Leave out the pictures, then reproduce the rest of the material exactly.

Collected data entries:
— START —
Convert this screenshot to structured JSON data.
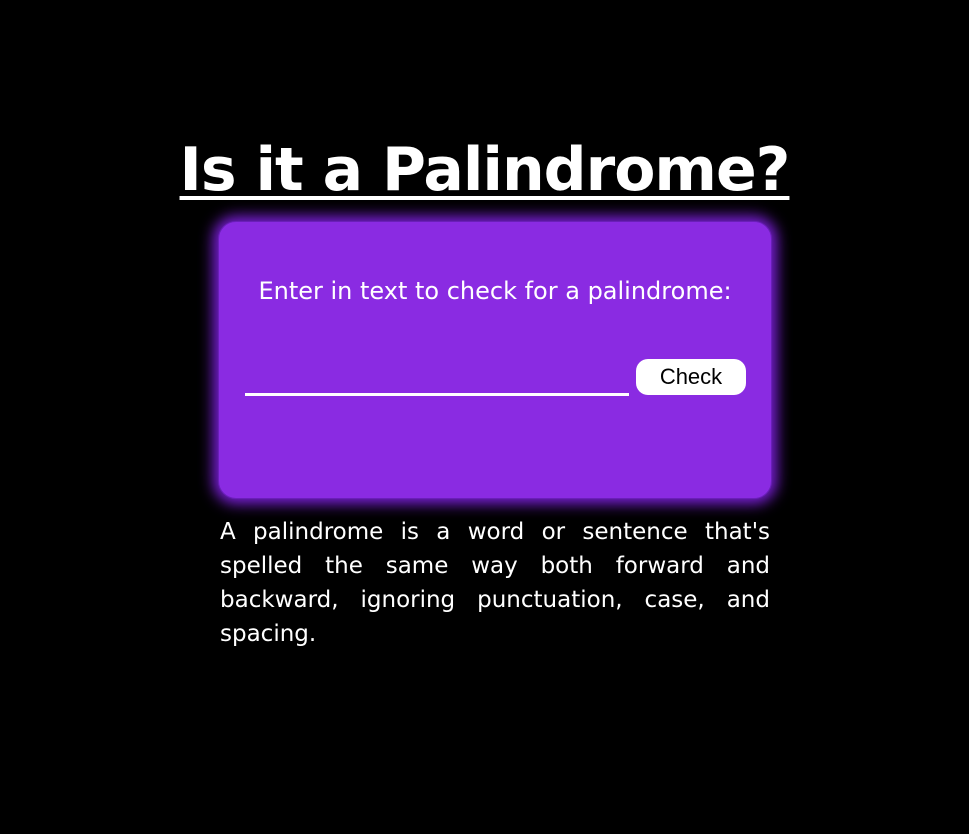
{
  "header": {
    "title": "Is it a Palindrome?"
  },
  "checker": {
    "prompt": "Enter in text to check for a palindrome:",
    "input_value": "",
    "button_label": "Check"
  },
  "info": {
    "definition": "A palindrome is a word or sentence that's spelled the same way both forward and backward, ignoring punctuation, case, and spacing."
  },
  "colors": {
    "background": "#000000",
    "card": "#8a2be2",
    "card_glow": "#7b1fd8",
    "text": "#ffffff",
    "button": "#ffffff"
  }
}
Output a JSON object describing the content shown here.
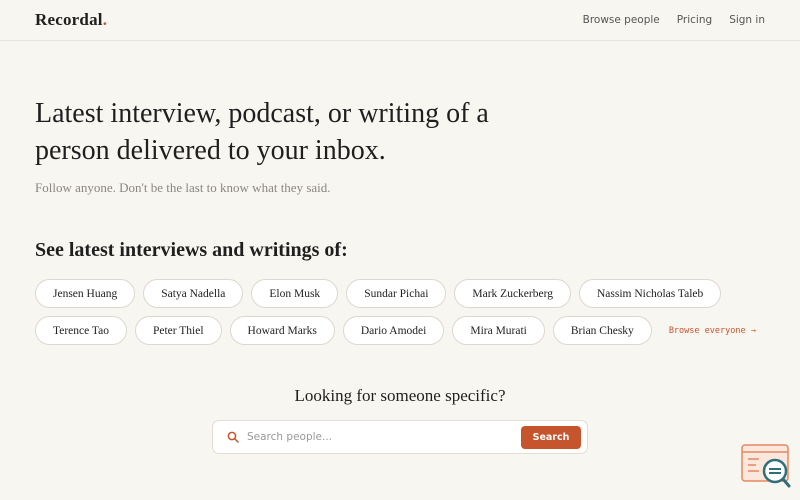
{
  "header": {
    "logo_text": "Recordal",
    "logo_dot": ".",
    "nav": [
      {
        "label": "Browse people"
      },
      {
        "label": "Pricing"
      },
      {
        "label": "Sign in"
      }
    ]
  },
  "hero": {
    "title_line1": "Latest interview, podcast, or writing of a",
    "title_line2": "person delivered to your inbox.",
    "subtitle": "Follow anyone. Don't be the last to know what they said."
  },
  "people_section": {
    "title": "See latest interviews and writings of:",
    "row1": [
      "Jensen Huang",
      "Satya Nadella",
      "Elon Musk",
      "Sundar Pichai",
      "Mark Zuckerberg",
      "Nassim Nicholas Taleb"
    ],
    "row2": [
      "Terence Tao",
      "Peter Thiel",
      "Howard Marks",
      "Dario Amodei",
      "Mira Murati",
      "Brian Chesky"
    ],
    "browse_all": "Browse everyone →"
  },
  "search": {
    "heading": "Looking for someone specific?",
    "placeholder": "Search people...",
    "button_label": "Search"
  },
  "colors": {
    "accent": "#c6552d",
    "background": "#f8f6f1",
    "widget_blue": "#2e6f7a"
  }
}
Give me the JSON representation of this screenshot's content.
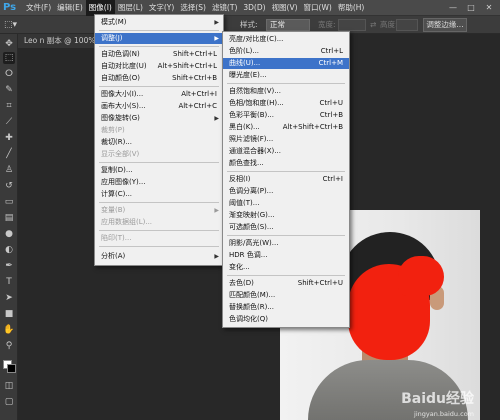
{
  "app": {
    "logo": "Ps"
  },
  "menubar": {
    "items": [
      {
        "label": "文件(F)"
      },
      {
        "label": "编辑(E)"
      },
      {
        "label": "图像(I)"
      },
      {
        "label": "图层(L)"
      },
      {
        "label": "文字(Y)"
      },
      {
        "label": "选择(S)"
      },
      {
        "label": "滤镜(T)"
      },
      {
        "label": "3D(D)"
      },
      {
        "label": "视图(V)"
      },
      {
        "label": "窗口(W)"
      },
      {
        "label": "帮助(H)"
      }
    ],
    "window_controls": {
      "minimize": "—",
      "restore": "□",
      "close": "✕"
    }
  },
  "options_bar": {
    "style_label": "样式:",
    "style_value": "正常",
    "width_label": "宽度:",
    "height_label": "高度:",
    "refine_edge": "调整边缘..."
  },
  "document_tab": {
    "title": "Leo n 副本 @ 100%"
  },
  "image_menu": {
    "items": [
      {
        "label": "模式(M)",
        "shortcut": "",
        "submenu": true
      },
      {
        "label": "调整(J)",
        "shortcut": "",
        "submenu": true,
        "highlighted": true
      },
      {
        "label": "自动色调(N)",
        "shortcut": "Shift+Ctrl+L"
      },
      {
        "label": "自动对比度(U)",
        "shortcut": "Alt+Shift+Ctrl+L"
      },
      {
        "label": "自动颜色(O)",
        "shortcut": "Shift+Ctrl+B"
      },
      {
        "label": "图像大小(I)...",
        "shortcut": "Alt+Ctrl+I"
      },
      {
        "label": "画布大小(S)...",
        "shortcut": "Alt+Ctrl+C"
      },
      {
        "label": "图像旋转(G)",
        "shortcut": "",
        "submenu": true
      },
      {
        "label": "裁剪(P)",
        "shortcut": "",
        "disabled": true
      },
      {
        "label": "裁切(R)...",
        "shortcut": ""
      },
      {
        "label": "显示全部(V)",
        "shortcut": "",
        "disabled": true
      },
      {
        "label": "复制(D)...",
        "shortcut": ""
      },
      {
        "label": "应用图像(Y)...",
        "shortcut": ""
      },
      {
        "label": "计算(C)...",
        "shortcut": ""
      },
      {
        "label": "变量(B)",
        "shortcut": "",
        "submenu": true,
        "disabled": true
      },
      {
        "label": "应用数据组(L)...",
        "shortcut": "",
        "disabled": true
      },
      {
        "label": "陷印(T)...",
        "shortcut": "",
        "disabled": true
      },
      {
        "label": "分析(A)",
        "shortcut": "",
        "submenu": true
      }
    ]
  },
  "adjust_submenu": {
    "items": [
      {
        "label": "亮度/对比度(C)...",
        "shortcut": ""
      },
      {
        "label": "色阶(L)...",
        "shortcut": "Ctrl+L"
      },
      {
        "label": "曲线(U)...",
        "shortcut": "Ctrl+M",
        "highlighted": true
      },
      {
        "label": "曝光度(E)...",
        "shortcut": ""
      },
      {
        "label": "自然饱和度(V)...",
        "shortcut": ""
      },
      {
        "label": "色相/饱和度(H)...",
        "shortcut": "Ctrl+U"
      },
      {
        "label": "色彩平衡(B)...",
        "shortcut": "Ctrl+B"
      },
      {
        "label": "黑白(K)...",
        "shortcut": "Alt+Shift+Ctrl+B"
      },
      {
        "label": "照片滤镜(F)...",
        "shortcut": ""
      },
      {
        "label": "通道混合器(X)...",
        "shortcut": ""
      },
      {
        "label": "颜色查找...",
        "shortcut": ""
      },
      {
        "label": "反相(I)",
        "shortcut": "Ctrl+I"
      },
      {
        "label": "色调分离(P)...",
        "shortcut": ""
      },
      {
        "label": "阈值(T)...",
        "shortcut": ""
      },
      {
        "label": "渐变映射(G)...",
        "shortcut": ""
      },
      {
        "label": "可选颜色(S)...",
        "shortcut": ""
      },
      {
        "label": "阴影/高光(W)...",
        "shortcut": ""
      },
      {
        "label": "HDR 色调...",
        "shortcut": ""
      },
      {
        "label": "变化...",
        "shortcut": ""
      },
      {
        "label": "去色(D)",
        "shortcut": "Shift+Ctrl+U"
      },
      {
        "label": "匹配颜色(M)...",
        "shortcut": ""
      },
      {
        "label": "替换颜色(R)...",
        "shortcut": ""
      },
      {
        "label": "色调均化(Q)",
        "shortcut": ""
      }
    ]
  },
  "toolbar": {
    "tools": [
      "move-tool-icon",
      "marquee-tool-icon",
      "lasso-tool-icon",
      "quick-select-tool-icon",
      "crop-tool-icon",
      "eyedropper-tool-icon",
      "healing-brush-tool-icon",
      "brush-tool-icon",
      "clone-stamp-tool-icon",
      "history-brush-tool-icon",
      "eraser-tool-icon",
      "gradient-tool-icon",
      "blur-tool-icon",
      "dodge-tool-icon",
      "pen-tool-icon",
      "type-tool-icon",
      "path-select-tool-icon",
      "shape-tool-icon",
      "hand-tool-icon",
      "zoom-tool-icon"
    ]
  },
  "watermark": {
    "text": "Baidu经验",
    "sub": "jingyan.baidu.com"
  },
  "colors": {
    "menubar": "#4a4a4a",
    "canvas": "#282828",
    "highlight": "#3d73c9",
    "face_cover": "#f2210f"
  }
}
— END —
The output:
Convert this screenshot to structured JSON data.
{
  "header": {
    "title": "Is it a Palindrome?"
  },
  "checker": {
    "prompt": "Enter in text to check for a palindrome:",
    "input_value": "",
    "button_label": "Check"
  },
  "info": {
    "definition": "A palindrome is a word or sentence that's spelled the same way both forward and backward, ignoring punctuation, case, and spacing."
  },
  "colors": {
    "background": "#000000",
    "card": "#8a2be2",
    "card_glow": "#7b1fd8",
    "text": "#ffffff",
    "button": "#ffffff"
  }
}
Output a JSON object describing the content shown here.
{
  "header": {
    "logo_text": "Recordal",
    "logo_dot": ".",
    "nav": [
      {
        "label": "Browse people"
      },
      {
        "label": "Pricing"
      },
      {
        "label": "Sign in"
      }
    ]
  },
  "hero": {
    "title_line1": "Latest interview, podcast, or writing of a",
    "title_line2": "person delivered to your inbox.",
    "subtitle": "Follow anyone. Don't be the last to know what they said."
  },
  "people_section": {
    "title": "See latest interviews and writings of:",
    "row1": [
      "Jensen Huang",
      "Satya Nadella",
      "Elon Musk",
      "Sundar Pichai",
      "Mark Zuckerberg",
      "Nassim Nicholas Taleb"
    ],
    "row2": [
      "Terence Tao",
      "Peter Thiel",
      "Howard Marks",
      "Dario Amodei",
      "Mira Murati",
      "Brian Chesky"
    ],
    "browse_all": "Browse everyone →"
  },
  "search": {
    "heading": "Looking for someone specific?",
    "placeholder": "Search people...",
    "button_label": "Search"
  },
  "colors": {
    "accent": "#c6552d",
    "background": "#f8f6f1",
    "widget_blue": "#2e6f7a"
  }
}
Give me the JSON representation of this screenshot's content.
{
  "app": {
    "logo": "Ps"
  },
  "menubar": {
    "items": [
      {
        "label": "文件(F)"
      },
      {
        "label": "编辑(E)"
      },
      {
        "label": "图像(I)"
      },
      {
        "label": "图层(L)"
      },
      {
        "label": "文字(Y)"
      },
      {
        "label": "选择(S)"
      },
      {
        "label": "滤镜(T)"
      },
      {
        "label": "3D(D)"
      },
      {
        "label": "视图(V)"
      },
      {
        "label": "窗口(W)"
      },
      {
        "label": "帮助(H)"
      }
    ],
    "window_controls": {
      "minimize": "—",
      "restore": "□",
      "close": "✕"
    }
  },
  "options_bar": {
    "style_label": "样式:",
    "style_value": "正常",
    "width_label": "宽度:",
    "height_label": "高度:",
    "refine_edge": "调整边缘..."
  },
  "document_tab": {
    "title": "Leo n 副本 @ 100%"
  },
  "image_menu": {
    "items": [
      {
        "label": "模式(M)",
        "shortcut": "",
        "submenu": true
      },
      {
        "label": "调整(J)",
        "shortcut": "",
        "submenu": true,
        "highlighted": true
      },
      {
        "label": "自动色调(N)",
        "shortcut": "Shift+Ctrl+L"
      },
      {
        "label": "自动对比度(U)",
        "shortcut": "Alt+Shift+Ctrl+L"
      },
      {
        "label": "自动颜色(O)",
        "shortcut": "Shift+Ctrl+B"
      },
      {
        "label": "图像大小(I)...",
        "shortcut": "Alt+Ctrl+I"
      },
      {
        "label": "画布大小(S)...",
        "shortcut": "Alt+Ctrl+C"
      },
      {
        "label": "图像旋转(G)",
        "shortcut": "",
        "submenu": true
      },
      {
        "label": "裁剪(P)",
        "shortcut": "",
        "disabled": true
      },
      {
        "label": "裁切(R)...",
        "shortcut": ""
      },
      {
        "label": "显示全部(V)",
        "shortcut": "",
        "disabled": true
      },
      {
        "label": "复制(D)...",
        "shortcut": ""
      },
      {
        "label": "应用图像(Y)...",
        "shortcut": ""
      },
      {
        "label": "计算(C)...",
        "shortcut": ""
      },
      {
        "label": "变量(B)",
        "shortcut": "",
        "submenu": true,
        "disabled": true
      },
      {
        "label": "应用数据组(L)...",
        "shortcut": "",
        "disabled": true
      },
      {
        "label": "陷印(T)...",
        "shortcut": "",
        "disabled": true
      },
      {
        "label": "分析(A)",
        "shortcut": "",
        "submenu": true
      }
    ]
  },
  "adjust_submenu": {
    "items": [
      {
        "label": "亮度/对比度(C)...",
        "shortcut": ""
      },
      {
        "label": "色阶(L)...",
        "shortcut": "Ctrl+L"
      },
      {
        "label": "曲线(U)...",
        "shortcut": "Ctrl+M",
        "highlighted": true
      },
      {
        "label": "曝光度(E)...",
        "shortcut": ""
      },
      {
        "label": "自然饱和度(V)...",
        "shortcut": ""
      },
      {
        "label": "色相/饱和度(H)...",
        "shortcut": "Ctrl+U"
      },
      {
        "label": "色彩平衡(B)...",
        "shortcut": "Ctrl+B"
      },
      {
        "label": "黑白(K)...",
        "shortcut": "Alt+Shift+Ctrl+B"
      },
      {
        "label": "照片滤镜(F)...",
        "shortcut": ""
      },
      {
        "label": "通道混合器(X)...",
        "shortcut": ""
      },
      {
        "label": "颜色查找...",
        "shortcut": ""
      },
      {
        "label": "反相(I)",
        "shortcut": "Ctrl+I"
      },
      {
        "label": "色调分离(P)...",
        "shortcut": ""
      },
      {
        "label": "阈值(T)...",
        "shortcut": ""
      },
      {
        "label": "渐变映射(G)...",
        "shortcut": ""
      },
      {
        "label": "可选颜色(S)...",
        "shortcut": ""
      },
      {
        "label": "阴影/高光(W)...",
        "shortcut": ""
      },
      {
        "label": "HDR 色调...",
        "shortcut": ""
      },
      {
        "label": "变化...",
        "shortcut": ""
      },
      {
        "label": "去色(D)",
        "shortcut": "Shift+Ctrl+U"
      },
      {
        "label": "匹配颜色(M)...",
        "shortcut": ""
      },
      {
        "label": "替换颜色(R)...",
        "shortcut": ""
      },
      {
        "label": "色调均化(Q)",
        "shortcut": ""
      }
    ]
  },
  "toolbar": {
    "tools": [
      "move-tool-icon",
      "marquee-tool-icon",
      "lasso-tool-icon",
      "quick-select-tool-icon",
      "crop-tool-icon",
      "eyedropper-tool-icon",
      "healing-brush-tool-icon",
      "brush-tool-icon",
      "clone-stamp-tool-icon",
      "history-brush-tool-icon",
      "eraser-tool-icon",
      "gradient-tool-icon",
      "blur-tool-icon",
      "dodge-tool-icon",
      "pen-tool-icon",
      "type-tool-icon",
      "path-select-tool-icon",
      "shape-tool-icon",
      "hand-tool-icon",
      "zoom-tool-icon"
    ]
  },
  "watermark": {
    "text": "Baidu经验",
    "sub": "jingyan.baidu.com"
  },
  "colors": {
    "menubar": "#4a4a4a",
    "canvas": "#282828",
    "highlight": "#3d73c9",
    "face_cover": "#f2210f"
  }
}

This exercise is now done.